STATED GOAL: Assemble all lines in which the string "juda" appears.

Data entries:
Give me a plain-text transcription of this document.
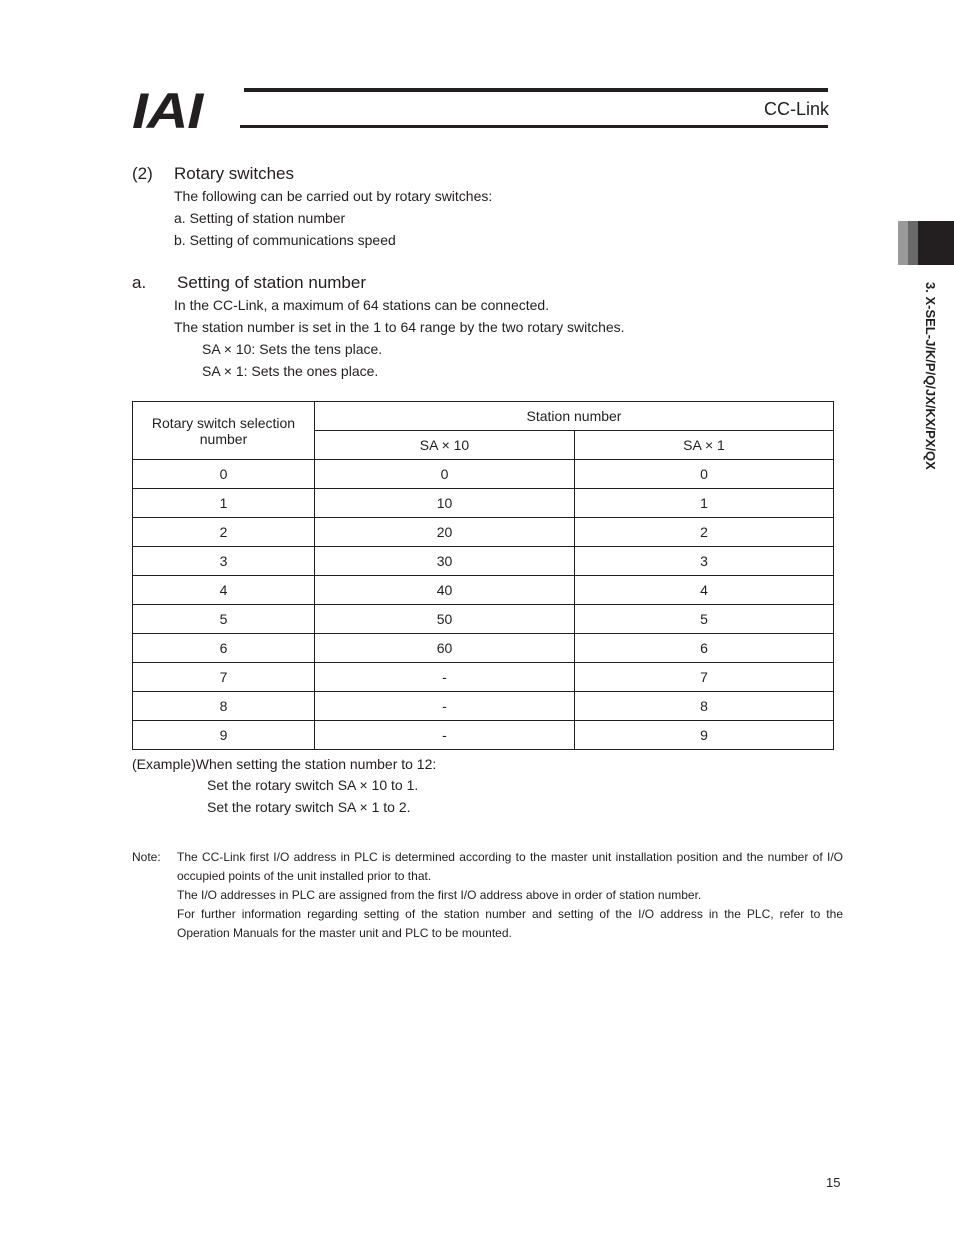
IAI	CC-Link
3. X-SEL-J/K/P/Q/JX/KX/PX/QX
(2) Rotary switches
The following can be carried out by rotary switches:
a. Setting of station number
b. Setting of communications speed
a. Setting of station number
In the CC-Link, a maximum of 64 stations can be connected.
The station number is set in the 1 to 64 range by the two rotary switches.
SA × 10: Sets the tens place.
SA × 1: Sets the ones place.
Rotary switch selection number	Station number	
	SA × 10	SA × 1
0	0	0
1	10	1
2	20	2
3	30	3
4	40	4
5	50	5
6	60	6
7	-	7
8	-	8
9	-	9
(Example)When setting the station number to 12:
Set the rotary switch SA × 10 to 1.
Set the rotary switch SA × 1 to 2.
Note: The CC-Link first I/O address in PLC is determined according to the master unit installation position and the number of I/O occupied points of the unit installed prior to that.
The I/O addresses in PLC are assigned from the first I/O address above in order of station number.
For further information regarding setting of the station number and setting of the I/O address in the PLC, refer to the Operation Manuals for the master unit and PLC to be mounted.
15
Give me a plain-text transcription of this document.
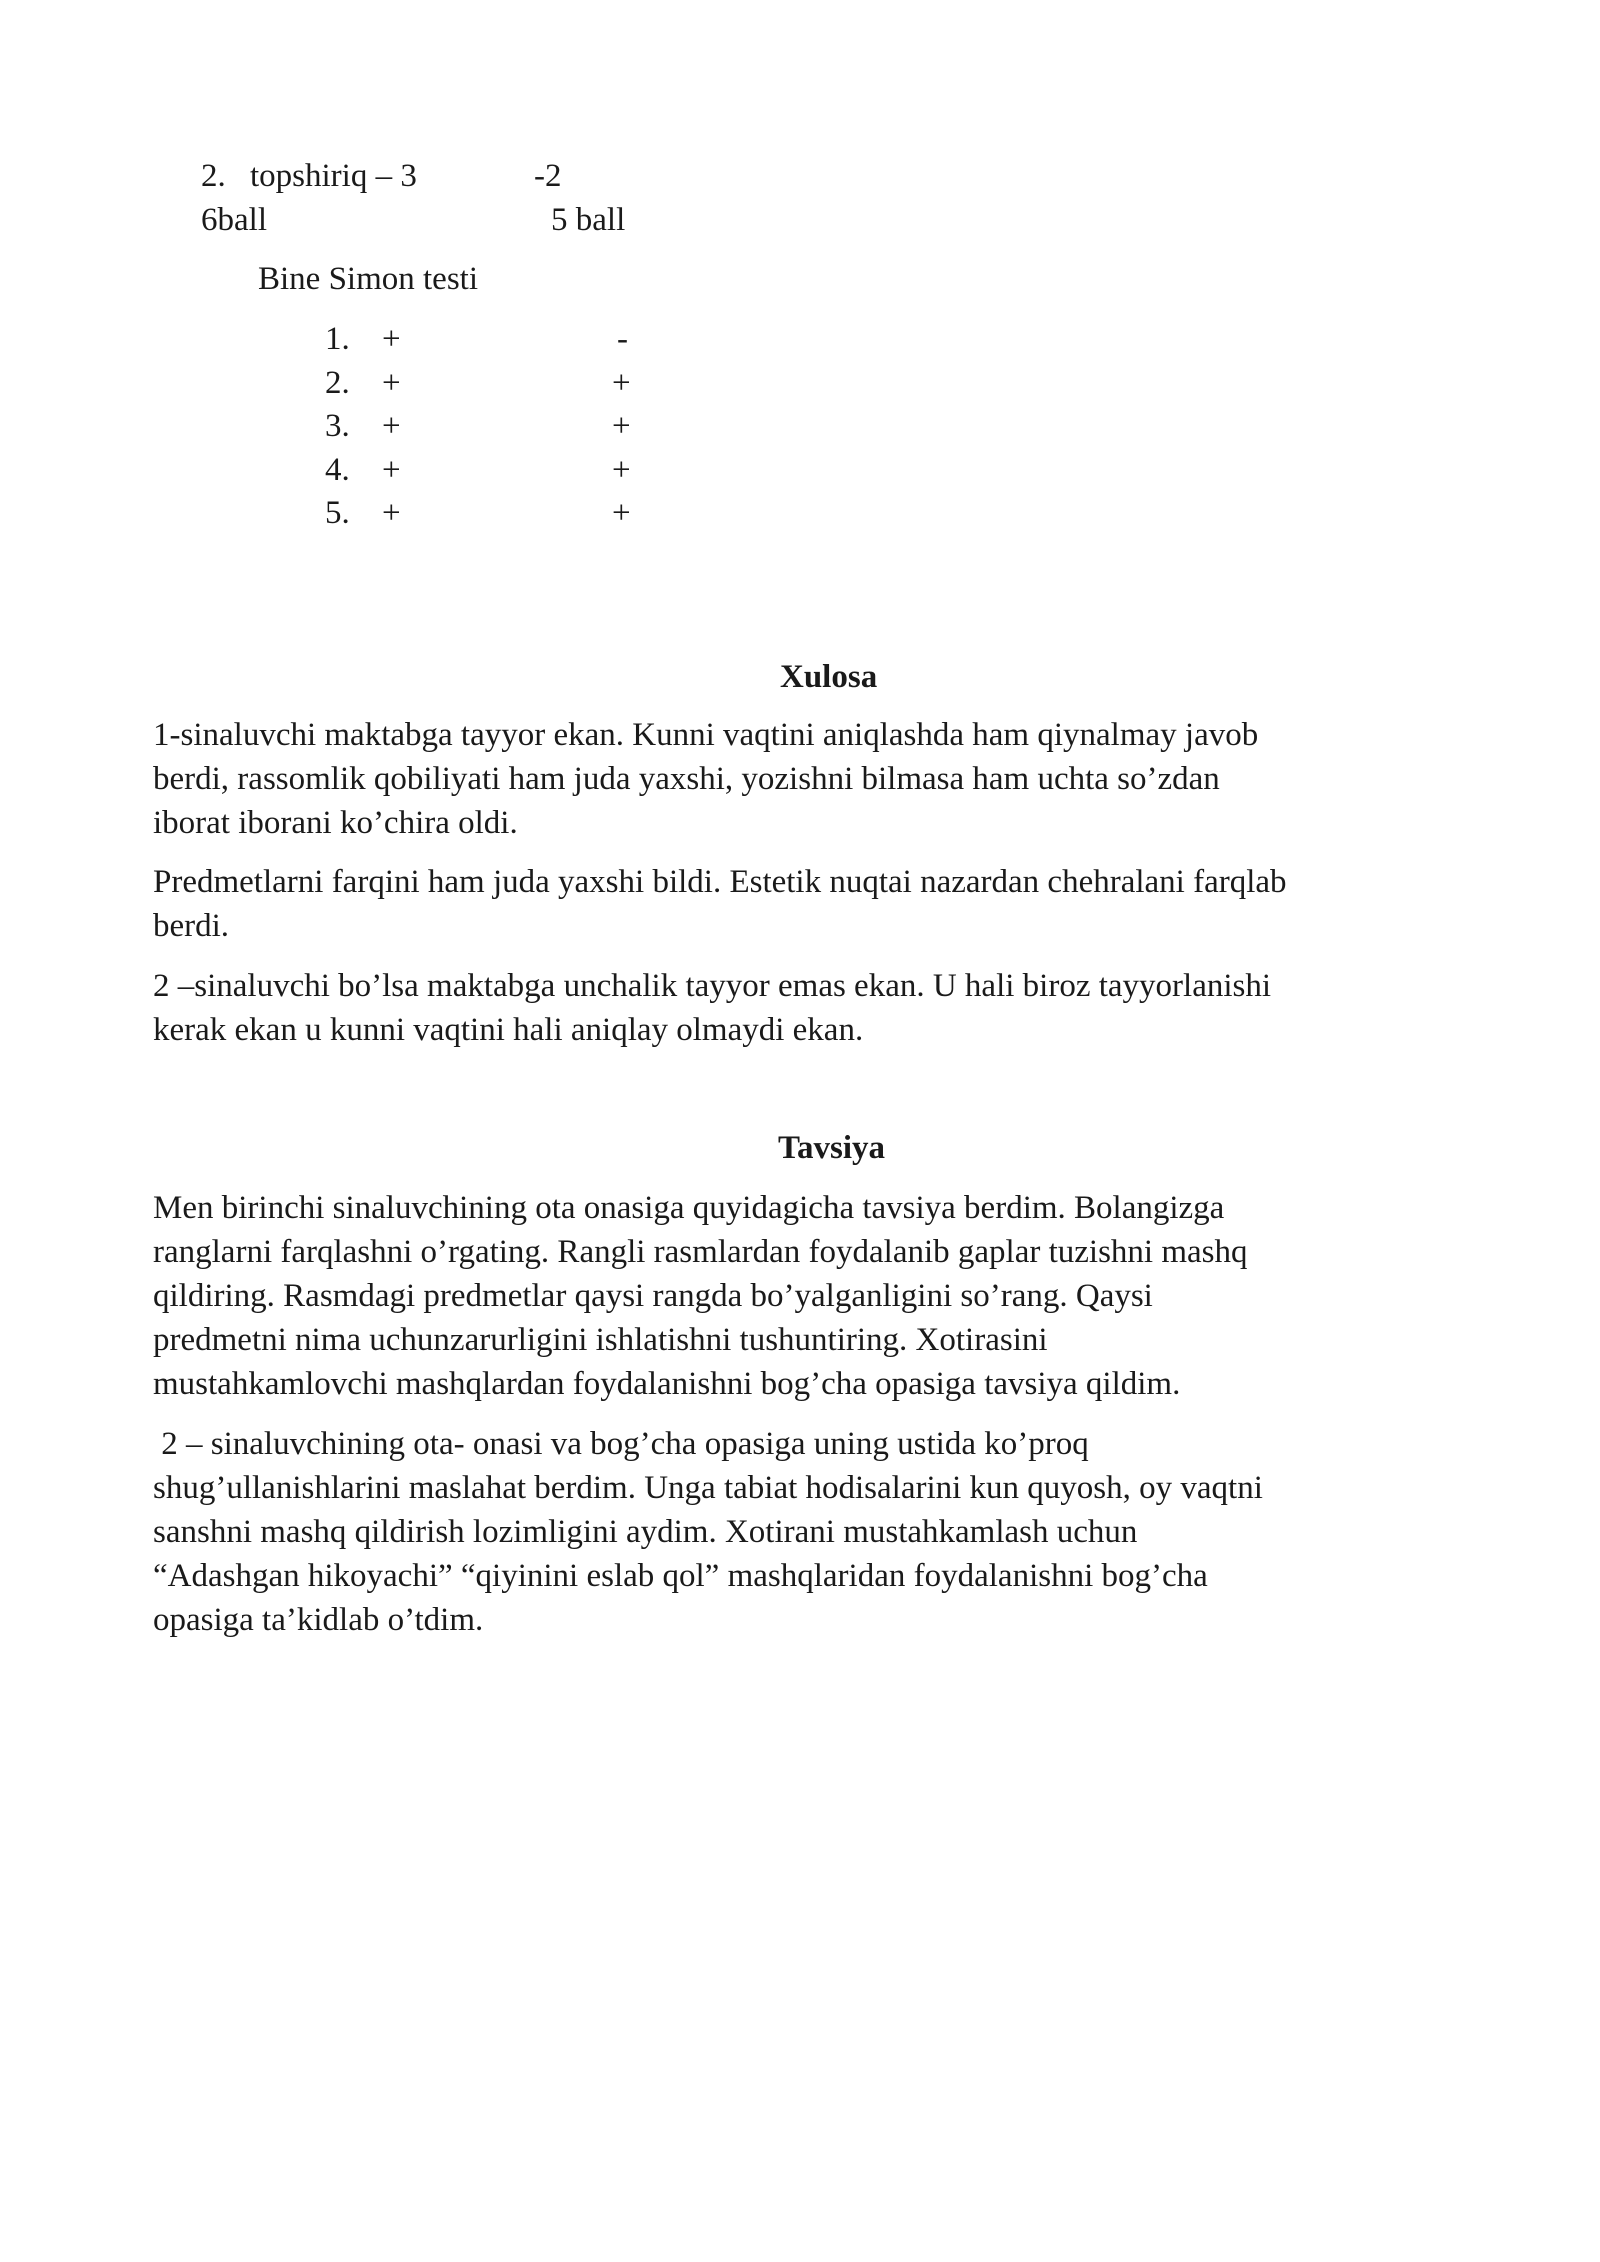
2. topshiriq – 3	-2
6ball	5 ball
Bine Simon testi
1. +	-
2. +	+
3. +	+
4. +	+
5. +	+
Xulosa
1-sinaluvchi maktabga tayyor ekan. Kunni vaqtini aniqlashda ham qiynalmay javob
berdi, rassomlik qobiliyati ham juda yaxshi, yozishni bilmasa ham uchta so’zdan
iborat iborani ko’chira oldi.
Predmetlarni farqini ham juda yaxshi bildi. Estetik nuqtai nazardan chehralani farqlab
berdi.
2 –sinaluvchi bo’lsa maktabga unchalik tayyor emas ekan. U hali biroz tayyorlanishi
kerak ekan u kunni vaqtini hali aniqlay olmaydi ekan.
Tavsiya
Men birinchi sinaluvchining ota onasiga quyidagicha tavsiya berdim. Bolangizga
ranglarni farqlashni o’rgating. Rangli rasmlardan foydalanib gaplar tuzishni mashq
qildiring. Rasmdagi predmetlar qaysi rangda bo’yalganligini so’rang. Qaysi
predmetni nima uchunzarurligini ishlatishni tushuntiring. Xotirasini
mustahkamlovchi mashqlardan foydalanishni bog’cha opasiga tavsiya qildim.
2 – sinaluvchining ota- onasi va bog’cha opasiga uning ustida ko’proq
shug’ullanishlarini maslahat berdim. Unga tabiat hodisalarini kun quyosh, oy vaqtni
sanshni mashq qildirish lozimligini aydim. Xotirani mustahkamlash uchun
“Adashgan hikoyachi” “qiyinini eslab qol” mashqlaridan foydalanishni bog’cha
opasiga ta’kidlab o’tdim.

COMPLETE OUTPUT:
berdi, rassomlik qobiliyati ham juda yaxshi, yozishni bilmasa ham uchta so’zdan
Predmetlarni farqini ham juda yaxshi bildi. Estetik nuqtai nazardan chehralani farqlab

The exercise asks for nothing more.